Git Product home page Git Product logo

Comments (11)

grangier avatar grangier commented on September 22, 2024

Hello,

Please provide a full traceback of the error.

from python-goose.

bitwjg avatar bitwjg commented on September 22, 2024

the full traceback is as follows:

Traceback (most recent call last):
File "C:\Users\v-jingaw\workspace\ArticleExtractor\src\msra\km\jingang\demo.py", line 11, in
article = g.extractContent(url)
File "C:\Python27\lib\site-packages\goose-0.0.1-py2.7.egg\goose\Goose.py", line 52, in extractContent
return self.sendToActor(cc)
File "C:\Python27\lib\site-packages\goose-0.0.1-py2.7.egg\goose\Goose.py", line 59, in sendToActor
article = crawler.crawl(crawlCandiate)
File "C:\Python27\lib\site-packages\goose-0.0.1-py2.7.egg\goose\Crawler.py", line 93, in crawl
article.topImage = imageExtractor.getBestImage(article.rawDoc, article.topNode)
File "C:\Python27\lib\site-packages\goose-0.0.1-py2.7.egg\goose\images\UpgradedImageExtractor.py", line 86, in getBestImage
image = self.checkForLargeImages(topNode, 0, 0)
File "C:\Python27\lib\site-packages\goose-0.0.1-py2.7.egg\goose\images\UpgradedImageExtractor.py", line 134, in checkForLargeImages
depthObj.parentDepth, depthObj.siblingDepth)
File "C:\Python27\lib\site-packages\goose-0.0.1-py2.7.egg\goose\images\UpgradedImageExtractor.py", line 134, in checkForLargeImages
depthObj.parentDepth, depthObj.siblingDepth)
File "C:\Python27\lib\site-packages\goose-0.0.1-py2.7.egg\goose\images\UpgradedImageExtractor.py", line 117, in checkForLargeImages
goodImages = self.getImageCandidates(node)

### Stated goal A
Using the python-goose thread, answer each question on its own line:
(i) What does grangier ask for?
(ii) Which call is made at line 11 of demo.py?
(iii) At which line of Crawler.py is getBestImage called?
### Stated goal B
According to the python-goose thread, why does the traceback pass from Crawler.py into UpgradedImageExtractor.py? Explain in one to three sentences.
The listing that follows comes from a different source than the python-goose thread.

### Excerpted records

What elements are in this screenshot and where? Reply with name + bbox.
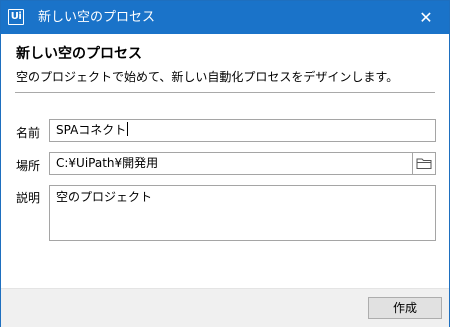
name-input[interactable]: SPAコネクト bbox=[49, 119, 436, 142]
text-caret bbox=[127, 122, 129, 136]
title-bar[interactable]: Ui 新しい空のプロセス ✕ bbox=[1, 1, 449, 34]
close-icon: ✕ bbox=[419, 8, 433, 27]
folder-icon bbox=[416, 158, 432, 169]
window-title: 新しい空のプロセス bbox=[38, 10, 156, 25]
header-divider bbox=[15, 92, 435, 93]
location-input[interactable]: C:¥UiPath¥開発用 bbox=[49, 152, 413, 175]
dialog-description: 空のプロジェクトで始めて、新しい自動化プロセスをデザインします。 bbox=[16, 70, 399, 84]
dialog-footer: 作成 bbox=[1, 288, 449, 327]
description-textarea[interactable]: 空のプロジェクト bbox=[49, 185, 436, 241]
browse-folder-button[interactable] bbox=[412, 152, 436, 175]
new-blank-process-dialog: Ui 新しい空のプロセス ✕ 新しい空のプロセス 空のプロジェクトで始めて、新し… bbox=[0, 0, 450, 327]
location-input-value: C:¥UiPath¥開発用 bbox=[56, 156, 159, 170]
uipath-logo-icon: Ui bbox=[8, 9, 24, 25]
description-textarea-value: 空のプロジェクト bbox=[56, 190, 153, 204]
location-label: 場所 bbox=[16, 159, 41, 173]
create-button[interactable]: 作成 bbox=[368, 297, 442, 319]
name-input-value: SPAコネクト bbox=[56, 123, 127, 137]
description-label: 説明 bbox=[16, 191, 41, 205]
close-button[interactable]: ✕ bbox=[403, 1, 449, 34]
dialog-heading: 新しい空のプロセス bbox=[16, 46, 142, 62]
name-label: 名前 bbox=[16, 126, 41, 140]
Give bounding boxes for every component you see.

...

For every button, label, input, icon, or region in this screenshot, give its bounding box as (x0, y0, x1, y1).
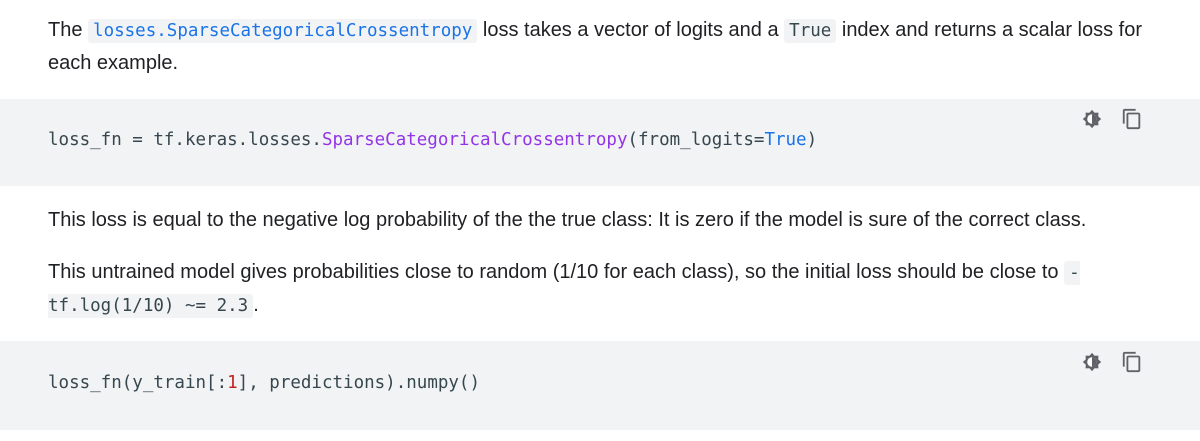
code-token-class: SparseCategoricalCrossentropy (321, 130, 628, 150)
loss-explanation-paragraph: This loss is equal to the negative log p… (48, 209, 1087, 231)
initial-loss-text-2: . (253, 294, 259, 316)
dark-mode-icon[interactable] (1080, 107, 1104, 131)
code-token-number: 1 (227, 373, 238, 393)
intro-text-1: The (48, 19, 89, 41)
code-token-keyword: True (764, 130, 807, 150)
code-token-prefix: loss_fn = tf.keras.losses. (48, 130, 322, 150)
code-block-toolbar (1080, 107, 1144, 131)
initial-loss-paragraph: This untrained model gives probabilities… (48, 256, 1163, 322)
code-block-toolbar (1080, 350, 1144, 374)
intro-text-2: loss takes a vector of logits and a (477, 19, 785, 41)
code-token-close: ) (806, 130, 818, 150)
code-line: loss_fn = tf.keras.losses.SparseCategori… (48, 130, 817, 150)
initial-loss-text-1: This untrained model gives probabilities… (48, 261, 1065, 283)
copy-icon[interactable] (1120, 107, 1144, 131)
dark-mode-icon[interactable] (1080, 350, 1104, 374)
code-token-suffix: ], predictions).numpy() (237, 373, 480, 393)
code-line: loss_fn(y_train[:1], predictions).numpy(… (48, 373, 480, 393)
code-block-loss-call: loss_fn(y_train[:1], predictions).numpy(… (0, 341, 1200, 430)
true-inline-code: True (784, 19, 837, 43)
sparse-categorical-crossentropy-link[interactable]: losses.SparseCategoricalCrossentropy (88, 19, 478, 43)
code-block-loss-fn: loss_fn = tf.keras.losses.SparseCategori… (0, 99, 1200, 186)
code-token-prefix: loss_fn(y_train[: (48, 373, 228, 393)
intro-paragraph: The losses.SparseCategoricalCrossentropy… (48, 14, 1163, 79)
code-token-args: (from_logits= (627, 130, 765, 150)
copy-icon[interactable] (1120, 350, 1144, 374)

### Complete answer A
(i) A full traceback of the error.
(ii) article = g.extractContent(url)
(iii) Line 93.

### Complete answer B
In the crawl function, line 93 of Crawler.py sets article.topImage by calling imageExtractor.getBestImage(article.rawDoc, article.topNode). That call runs getBestImage in UpgradedImageExtractor.py, so the traceback moves into that file.